* Figure dataset records

· · · · ·

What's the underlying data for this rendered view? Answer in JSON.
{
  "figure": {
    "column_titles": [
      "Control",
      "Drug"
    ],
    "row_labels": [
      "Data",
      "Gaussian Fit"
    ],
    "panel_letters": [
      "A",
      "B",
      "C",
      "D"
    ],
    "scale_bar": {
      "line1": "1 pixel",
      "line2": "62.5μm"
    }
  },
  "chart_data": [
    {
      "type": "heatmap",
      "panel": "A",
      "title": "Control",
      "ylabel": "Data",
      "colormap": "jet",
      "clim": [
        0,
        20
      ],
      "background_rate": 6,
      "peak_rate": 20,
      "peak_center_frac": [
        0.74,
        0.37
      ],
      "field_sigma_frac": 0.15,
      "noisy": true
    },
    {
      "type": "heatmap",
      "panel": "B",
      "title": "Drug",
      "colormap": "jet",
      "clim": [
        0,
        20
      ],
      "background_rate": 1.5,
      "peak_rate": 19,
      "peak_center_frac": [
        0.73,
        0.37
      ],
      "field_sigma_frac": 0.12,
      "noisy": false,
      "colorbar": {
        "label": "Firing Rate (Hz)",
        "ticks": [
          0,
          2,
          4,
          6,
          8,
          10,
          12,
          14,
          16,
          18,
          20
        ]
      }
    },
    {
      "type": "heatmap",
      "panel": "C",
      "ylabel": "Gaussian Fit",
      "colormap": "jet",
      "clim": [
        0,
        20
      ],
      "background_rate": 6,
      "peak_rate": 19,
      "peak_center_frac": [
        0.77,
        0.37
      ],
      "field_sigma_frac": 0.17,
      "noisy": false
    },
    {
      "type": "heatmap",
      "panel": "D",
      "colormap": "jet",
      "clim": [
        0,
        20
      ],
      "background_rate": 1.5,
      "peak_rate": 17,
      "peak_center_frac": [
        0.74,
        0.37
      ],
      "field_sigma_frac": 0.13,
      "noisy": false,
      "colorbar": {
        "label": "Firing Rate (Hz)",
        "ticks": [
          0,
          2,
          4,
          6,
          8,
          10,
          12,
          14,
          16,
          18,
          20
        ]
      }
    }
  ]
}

· · · · ·

Return each line of the data exactly as written above.

* Written solution
What's the underlying data for this rendered view? Answer in JSON.
{
  "figure": {
    "column_titles": [
      "Control",
      "Drug"
    ],
    "row_labels": [
      "Data",
      "Gaussian Fit"
    ],
    "panel_letters": [
      "A",
      "B",
      "C",
      "D"
    ],
    "scale_bar": {
      "line1": "1 pixel",
      "line2": "62.5μm"
    }
  },
  "chart_data": [
    {
      "type": "heatmap",
      "panel": "A",
      "title": "Control",
      "ylabel": "Data",
      "colormap": "jet",
      "clim": [
        0,
        20
      ],
      "background_rate": 6,
      "peak_rate": 20,
      "peak_center_frac": [
        0.74,
        0.37
      ],
      "field_sigma_frac": 0.15,
      "noisy": true
    },
    {
      "type": "heatmap",
      "panel": "B",
      "title": "Drug",
      "colormap": "jet",
      "clim": [
        0,
        20
      ],
      "background_rate": 1.5,
      "peak_rate": 19,
      "peak_center_frac": [
        0.73,
        0.37
      ],
      "field_sigma_frac": 0.12,
      "noisy": false,
      "colorbar": {
        "label": "Firing Rate (Hz)",
        "ticks": [
          0,
          2,
          4,
          6,
          8,
          10,
          12,
          14,
          16,
          18,
          20
        ]
      }
    },
    {
      "type": "heatmap",
      "panel": "C",
      "ylabel": "Gaussian Fit",
      "colormap": "jet",
      "clim": [
        0,
        20
      ],
      "background_rate": 6,
      "peak_rate": 19,
      "peak_center_frac": [
        0.77,
        0.37
      ],
      "field_sigma_frac": 0.17,
      "noisy": false
    },
    {
      "type": "heatmap",
      "panel": "D",
      "colormap": "jet",
      "clim": [
        0,
        20
      ],
      "background_rate": 1.5,
      "peak_rate": 17,
      "peak_center_frac": [
        0.74,
        0.37
      ],
      "field_sigma_frac": 0.13,
      "noisy": false,
      "colorbar": {
        "label": "Firing Rate (Hz)",
        "ticks": [
          0,
          2,
          4,
          6,
          8,
          10,
          12,
          14,
          16,
          18,
          20
        ]
      }
    }
  ]
}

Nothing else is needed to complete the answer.